▸ YOUR OBJECTIVE
Format everything from the line containing "Patent image size: (1320, 982)." down to the line containing "The work machine 1 is at (323, 718)." as a numbered list, leaving out any blank lines.

▸ RECORDED INFORMATION
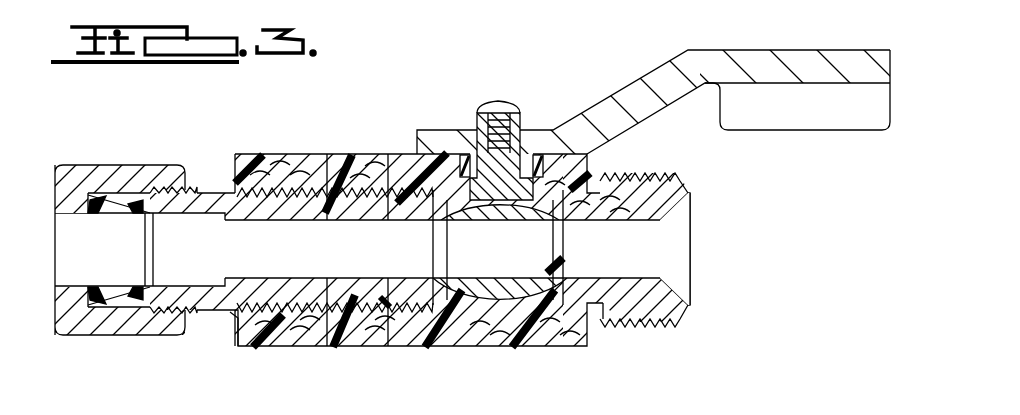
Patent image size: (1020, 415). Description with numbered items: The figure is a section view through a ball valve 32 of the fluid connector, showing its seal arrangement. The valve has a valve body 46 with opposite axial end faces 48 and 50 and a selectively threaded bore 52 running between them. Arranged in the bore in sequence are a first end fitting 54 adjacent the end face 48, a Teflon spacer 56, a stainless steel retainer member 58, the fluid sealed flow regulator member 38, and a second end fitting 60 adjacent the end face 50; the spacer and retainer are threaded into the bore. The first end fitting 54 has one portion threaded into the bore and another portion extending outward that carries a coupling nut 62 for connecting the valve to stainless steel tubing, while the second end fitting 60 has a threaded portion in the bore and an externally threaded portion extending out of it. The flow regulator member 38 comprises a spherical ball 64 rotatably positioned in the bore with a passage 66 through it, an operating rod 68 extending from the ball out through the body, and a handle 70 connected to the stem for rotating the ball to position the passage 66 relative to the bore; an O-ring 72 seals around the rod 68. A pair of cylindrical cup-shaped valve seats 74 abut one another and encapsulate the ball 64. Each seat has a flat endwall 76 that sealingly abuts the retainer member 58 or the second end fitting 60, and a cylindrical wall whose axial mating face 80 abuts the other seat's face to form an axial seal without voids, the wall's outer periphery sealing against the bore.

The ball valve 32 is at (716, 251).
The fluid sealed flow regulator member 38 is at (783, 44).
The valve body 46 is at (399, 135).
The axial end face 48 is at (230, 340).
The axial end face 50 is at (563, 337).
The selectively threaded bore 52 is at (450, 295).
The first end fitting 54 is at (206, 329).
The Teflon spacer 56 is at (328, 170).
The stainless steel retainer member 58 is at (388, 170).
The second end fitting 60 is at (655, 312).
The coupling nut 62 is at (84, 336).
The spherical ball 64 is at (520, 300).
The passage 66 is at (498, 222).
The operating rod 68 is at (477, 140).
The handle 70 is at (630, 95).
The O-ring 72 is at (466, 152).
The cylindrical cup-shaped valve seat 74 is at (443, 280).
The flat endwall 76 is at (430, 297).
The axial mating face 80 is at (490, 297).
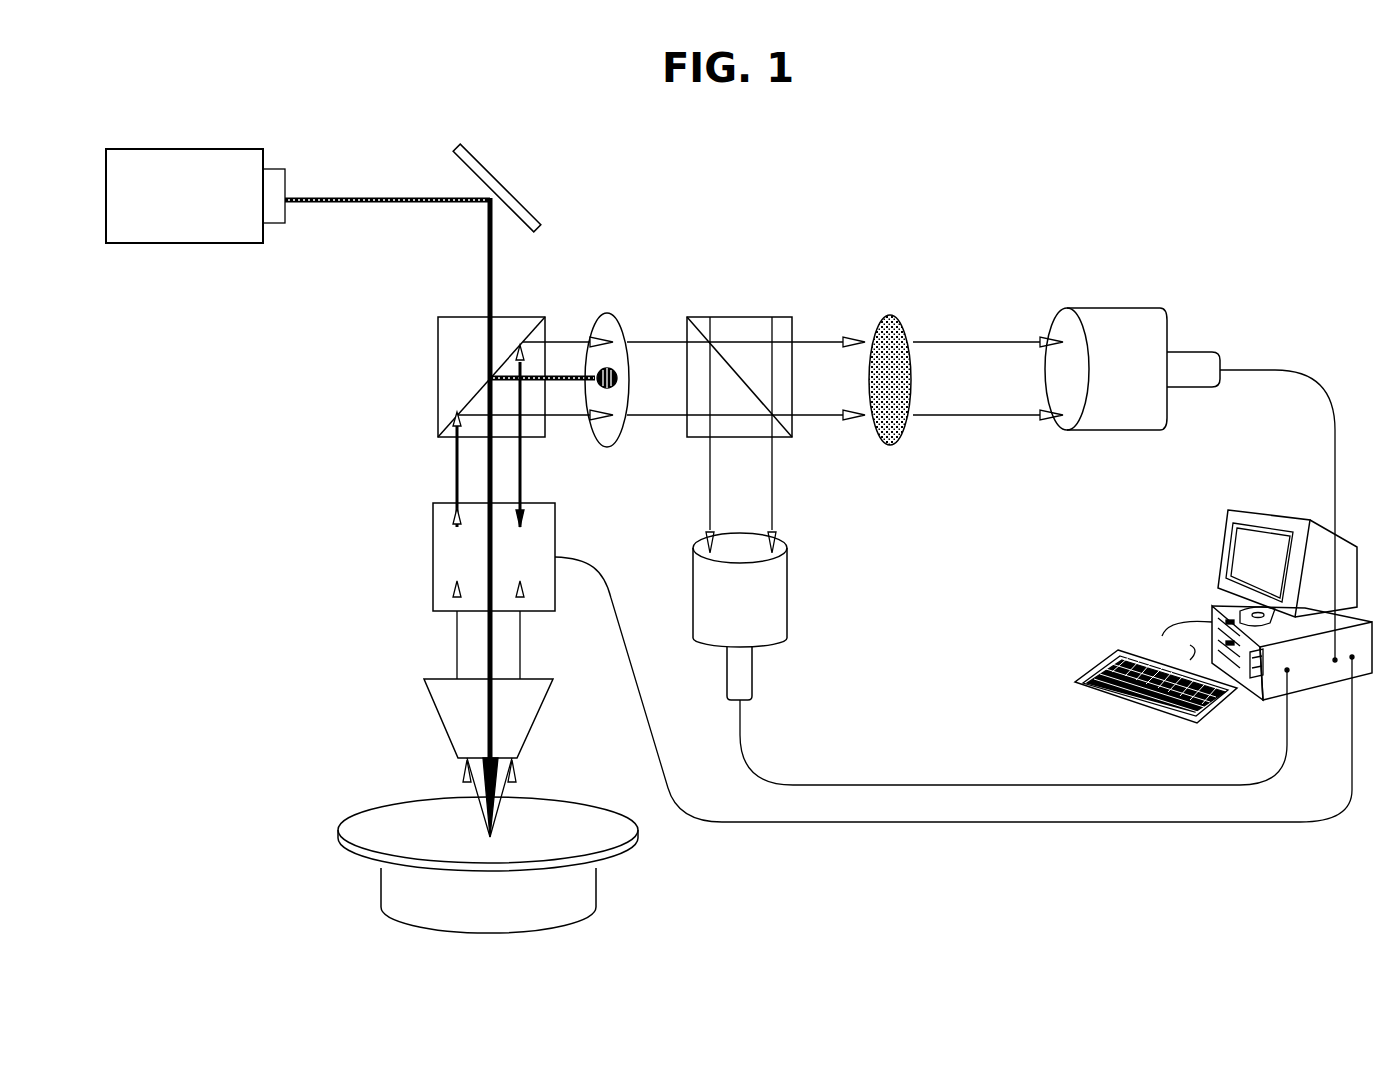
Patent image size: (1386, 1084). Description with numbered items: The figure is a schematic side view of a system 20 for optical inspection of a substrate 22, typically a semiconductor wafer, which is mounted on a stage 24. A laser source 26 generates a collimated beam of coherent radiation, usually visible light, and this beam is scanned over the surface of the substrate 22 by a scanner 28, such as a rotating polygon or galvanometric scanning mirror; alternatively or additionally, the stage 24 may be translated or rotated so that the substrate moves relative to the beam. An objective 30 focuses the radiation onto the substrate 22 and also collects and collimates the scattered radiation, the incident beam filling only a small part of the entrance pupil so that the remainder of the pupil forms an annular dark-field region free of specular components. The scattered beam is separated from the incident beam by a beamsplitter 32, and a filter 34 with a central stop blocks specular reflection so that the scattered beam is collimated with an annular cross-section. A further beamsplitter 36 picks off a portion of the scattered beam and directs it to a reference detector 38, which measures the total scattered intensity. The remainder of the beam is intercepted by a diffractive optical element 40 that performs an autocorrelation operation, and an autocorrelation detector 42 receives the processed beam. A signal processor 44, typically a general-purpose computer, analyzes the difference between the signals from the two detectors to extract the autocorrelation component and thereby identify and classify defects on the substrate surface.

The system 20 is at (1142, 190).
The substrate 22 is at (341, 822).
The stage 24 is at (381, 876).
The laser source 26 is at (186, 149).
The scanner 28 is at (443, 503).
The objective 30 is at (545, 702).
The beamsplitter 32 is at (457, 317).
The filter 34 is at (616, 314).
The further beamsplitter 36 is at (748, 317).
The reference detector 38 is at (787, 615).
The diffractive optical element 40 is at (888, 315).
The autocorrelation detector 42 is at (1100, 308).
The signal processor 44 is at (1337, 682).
...
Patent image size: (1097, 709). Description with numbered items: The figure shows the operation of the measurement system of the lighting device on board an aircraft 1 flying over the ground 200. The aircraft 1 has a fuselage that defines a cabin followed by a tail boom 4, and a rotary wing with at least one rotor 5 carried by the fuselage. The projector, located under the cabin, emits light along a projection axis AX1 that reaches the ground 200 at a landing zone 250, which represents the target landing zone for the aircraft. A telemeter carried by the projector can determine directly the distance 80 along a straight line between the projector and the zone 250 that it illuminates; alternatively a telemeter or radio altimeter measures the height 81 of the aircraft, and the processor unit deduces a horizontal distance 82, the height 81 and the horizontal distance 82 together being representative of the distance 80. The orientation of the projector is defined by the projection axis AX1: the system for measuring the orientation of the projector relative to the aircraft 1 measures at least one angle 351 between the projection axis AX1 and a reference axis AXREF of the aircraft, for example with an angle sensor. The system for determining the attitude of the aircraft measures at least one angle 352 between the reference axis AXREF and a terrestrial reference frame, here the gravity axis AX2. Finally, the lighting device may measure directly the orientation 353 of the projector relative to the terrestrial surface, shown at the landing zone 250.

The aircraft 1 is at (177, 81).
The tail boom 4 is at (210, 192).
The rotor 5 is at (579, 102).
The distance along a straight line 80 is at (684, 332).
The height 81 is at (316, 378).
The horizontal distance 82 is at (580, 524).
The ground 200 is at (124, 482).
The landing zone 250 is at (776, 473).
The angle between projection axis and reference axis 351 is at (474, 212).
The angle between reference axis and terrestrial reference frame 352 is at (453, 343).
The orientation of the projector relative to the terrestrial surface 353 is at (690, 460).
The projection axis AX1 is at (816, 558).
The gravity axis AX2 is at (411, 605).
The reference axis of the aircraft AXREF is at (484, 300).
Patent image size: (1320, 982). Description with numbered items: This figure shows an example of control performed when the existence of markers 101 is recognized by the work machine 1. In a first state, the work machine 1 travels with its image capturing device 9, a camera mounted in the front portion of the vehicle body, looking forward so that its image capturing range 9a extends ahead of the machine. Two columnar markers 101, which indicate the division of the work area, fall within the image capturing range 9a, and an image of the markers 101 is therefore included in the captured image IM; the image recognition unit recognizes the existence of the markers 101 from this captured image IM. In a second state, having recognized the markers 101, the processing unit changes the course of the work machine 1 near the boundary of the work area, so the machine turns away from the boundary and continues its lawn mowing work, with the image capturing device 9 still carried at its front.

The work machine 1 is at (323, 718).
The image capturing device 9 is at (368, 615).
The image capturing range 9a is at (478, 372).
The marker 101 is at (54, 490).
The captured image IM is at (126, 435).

▸ RESULT OF THE TASK
1. Patent image size: (1320, 982). Description with numbered items: This figure shows an example of control performed when the existence of markers 101 is recognized by the work machine 1. In a first state, the work machine 1 travels with its image capturing device 9, a camera mounted in the front portion of the vehicle body, looking forward so that its image capturing range 9a extends ahead of the machine. Two columnar markers 101, which indicate the division of the work area, fall within the image capturing range 9a, and an image of the markers 101 is therefore included in the captured image IM; the image recognition unit recognizes the existence of the markers 101 from this captured image IM. In a second state, having recognized the markers 101, the processing unit changes the course of the work machine 1 near the boundary of the work area, so the machine turns away from the boundary and continues its lawn mowing work, with the image capturing device 9 still carried at its front.
2. The work machine 1 is at (323, 718).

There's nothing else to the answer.